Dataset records

>>>>>

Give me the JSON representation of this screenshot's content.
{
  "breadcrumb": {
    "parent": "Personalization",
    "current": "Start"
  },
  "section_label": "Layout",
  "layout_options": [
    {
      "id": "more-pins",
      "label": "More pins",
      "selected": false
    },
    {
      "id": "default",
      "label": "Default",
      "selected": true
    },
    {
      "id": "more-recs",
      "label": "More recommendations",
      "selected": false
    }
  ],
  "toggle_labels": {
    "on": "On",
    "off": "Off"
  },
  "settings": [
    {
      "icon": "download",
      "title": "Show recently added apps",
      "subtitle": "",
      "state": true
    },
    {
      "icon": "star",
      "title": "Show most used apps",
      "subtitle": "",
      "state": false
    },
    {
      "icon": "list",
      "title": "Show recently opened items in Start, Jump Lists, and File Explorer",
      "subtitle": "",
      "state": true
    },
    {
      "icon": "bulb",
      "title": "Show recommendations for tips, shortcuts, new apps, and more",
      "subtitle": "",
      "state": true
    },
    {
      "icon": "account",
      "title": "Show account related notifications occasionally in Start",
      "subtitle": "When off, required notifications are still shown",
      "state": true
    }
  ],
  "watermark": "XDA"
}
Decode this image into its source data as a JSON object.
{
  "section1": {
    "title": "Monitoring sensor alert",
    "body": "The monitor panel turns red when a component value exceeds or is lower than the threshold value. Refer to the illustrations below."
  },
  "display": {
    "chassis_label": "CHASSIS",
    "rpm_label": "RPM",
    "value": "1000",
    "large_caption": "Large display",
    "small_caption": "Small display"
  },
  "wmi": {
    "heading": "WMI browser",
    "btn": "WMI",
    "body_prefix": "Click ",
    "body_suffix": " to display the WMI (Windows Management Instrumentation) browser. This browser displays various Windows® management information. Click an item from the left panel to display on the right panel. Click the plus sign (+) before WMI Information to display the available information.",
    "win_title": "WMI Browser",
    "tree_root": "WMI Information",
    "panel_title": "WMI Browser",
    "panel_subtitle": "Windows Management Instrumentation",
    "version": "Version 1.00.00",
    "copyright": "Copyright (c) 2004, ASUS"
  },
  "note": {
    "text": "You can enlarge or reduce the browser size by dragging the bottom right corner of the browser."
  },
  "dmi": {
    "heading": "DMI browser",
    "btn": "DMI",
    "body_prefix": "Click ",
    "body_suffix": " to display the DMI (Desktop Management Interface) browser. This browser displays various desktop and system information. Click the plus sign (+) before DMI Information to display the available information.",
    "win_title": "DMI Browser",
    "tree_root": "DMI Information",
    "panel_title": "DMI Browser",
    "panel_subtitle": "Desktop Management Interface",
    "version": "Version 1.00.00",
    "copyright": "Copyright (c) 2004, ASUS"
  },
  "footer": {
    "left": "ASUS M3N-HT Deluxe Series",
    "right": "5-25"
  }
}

<<<<<

TASK DETAILS:
Above are the records; copy all of them exactly.

RESULT OF THE EXERCISE:
Give me the JSON representation of this screenshot's content.
{
  "breadcrumb": {
    "parent": "Personalization",
    "current": "Start"
  },
  "section_label": "Layout",
  "layout_options": [
    {
      "id": "more-pins",
      "label": "More pins",
      "selected": false
    },
    {
      "id": "default",
      "label": "Default",
      "selected": true
    },
    {
      "id": "more-recs",
      "label": "More recommendations",
      "selected": false
    }
  ],
  "toggle_labels": {
    "on": "On",
    "off": "Off"
  },
  "settings": [
    {
      "icon": "download",
      "title": "Show recently added apps",
      "subtitle": "",
      "state": true
    },
    {
      "icon": "star",
      "title": "Show most used apps",
      "subtitle": "",
      "state": false
    },
    {
      "icon": "list",
      "title": "Show recently opened items in Start, Jump Lists, and File Explorer",
      "subtitle": "",
      "state": true
    },
    {
      "icon": "bulb",
      "title": "Show recommendations for tips, shortcuts, new apps, and more",
      "subtitle": "",
      "state": true
    },
    {
      "icon": "account",
      "title": "Show account related notifications occasionally in Start",
      "subtitle": "When off, required notifications are still shown",
      "state": true
    }
  ],
  "watermark": "XDA"
}
Decode this image into its source data as a JSON object.
{
  "section1": {
    "title": "Monitoring sensor alert",
    "body": "The monitor panel turns red when a component value exceeds or is lower than the threshold value. Refer to the illustrations below."
  },
  "display": {
    "chassis_label": "CHASSIS",
    "rpm_label": "RPM",
    "value": "1000",
    "large_caption": "Large display",
    "small_caption": "Small display"
  },
  "wmi": {
    "heading": "WMI browser",
    "btn": "WMI",
    "body_prefix": "Click ",
    "body_suffix": " to display the WMI (Windows Management Instrumentation) browser. This browser displays various Windows® management information. Click an item from the left panel to display on the right panel. Click the plus sign (+) before WMI Information to display the available information.",
    "win_title": "WMI Browser",
    "tree_root": "WMI Information",
    "panel_title": "WMI Browser",
    "panel_subtitle": "Windows Management Instrumentation",
    "version": "Version 1.00.00",
    "copyright": "Copyright (c) 2004, ASUS"
  },
  "note": {
    "text": "You can enlarge or reduce the browser size by dragging the bottom right corner of the browser."
  },
  "dmi": {
    "heading": "DMI browser",
    "btn": "DMI",
    "body_prefix": "Click ",
    "body_suffix": " to display the DMI (Desktop Management Interface) browser. This browser displays various desktop and system information. Click the plus sign (+) before DMI Information to display the available information.",
    "win_title": "DMI Browser",
    "tree_root": "DMI Information",
    "panel_title": "DMI Browser",
    "panel_subtitle": "Desktop Management Interface",
    "version": "Version 1.00.00",
    "copyright": "Copyright (c) 2004, ASUS"
  },
  "footer": {
    "left": "ASUS M3N-HT Deluxe Series",
    "right": "5-25"
  }
}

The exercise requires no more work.